» **Direction**:
Drop every picture, then transcribe the remaining data exactly.

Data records
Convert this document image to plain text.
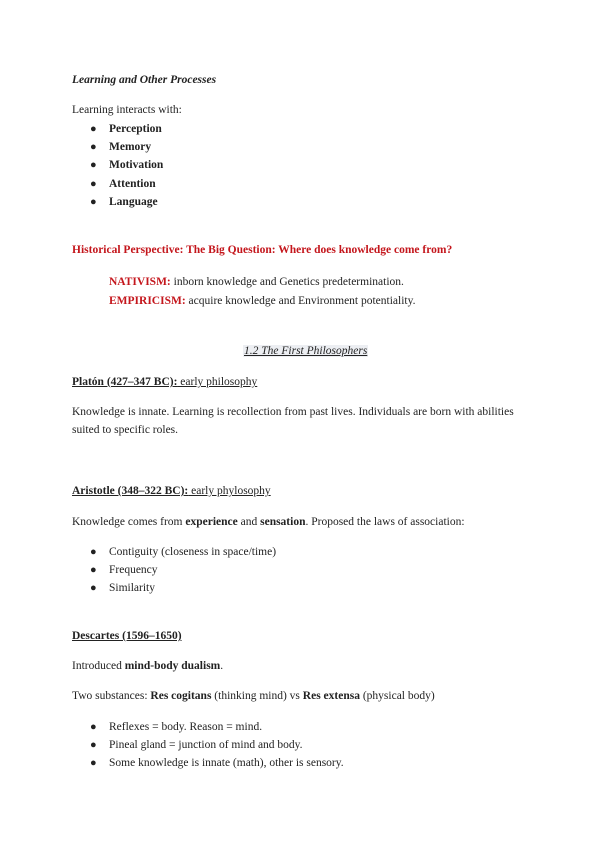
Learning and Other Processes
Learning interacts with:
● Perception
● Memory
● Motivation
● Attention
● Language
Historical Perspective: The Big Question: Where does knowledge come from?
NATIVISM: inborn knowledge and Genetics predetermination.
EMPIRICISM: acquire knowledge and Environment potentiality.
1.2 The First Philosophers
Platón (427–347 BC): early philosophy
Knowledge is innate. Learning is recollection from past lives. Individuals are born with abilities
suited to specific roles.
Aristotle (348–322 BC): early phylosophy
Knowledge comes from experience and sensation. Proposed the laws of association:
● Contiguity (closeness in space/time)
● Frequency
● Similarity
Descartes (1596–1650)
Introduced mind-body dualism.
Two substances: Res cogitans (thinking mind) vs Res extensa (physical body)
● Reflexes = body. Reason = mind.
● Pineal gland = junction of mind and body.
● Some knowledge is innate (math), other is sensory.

» **Exercise result**:
Convert this document image to plain text.
Learning and Other Processes
Learning interacts with:
● Perception
● Memory
● Motivation
● Attention
● Language
Historical Perspective: The Big Question: Where does knowledge come from?
NATIVISM: inborn knowledge and Genetics predetermination.
EMPIRICISM: acquire knowledge and Environment potentiality.
1.2 The First Philosophers
Platón (427–347 BC): early philosophy
Knowledge is innate. Learning is recollection from past lives. Individuals are born with abilities
suited to specific roles.
Aristotle (348–322 BC): early phylosophy
Knowledge comes from experience and sensation. Proposed the laws of association:
● Contiguity (closeness in space/time)
● Frequency
● Similarity
Descartes (1596–1650)
Introduced mind-body dualism.
Two substances: Res cogitans (thinking mind) vs Res extensa (physical body)
● Reflexes = body. Reason = mind.
● Pineal gland = junction of mind and body.
● Some knowledge is innate (math), other is sensory.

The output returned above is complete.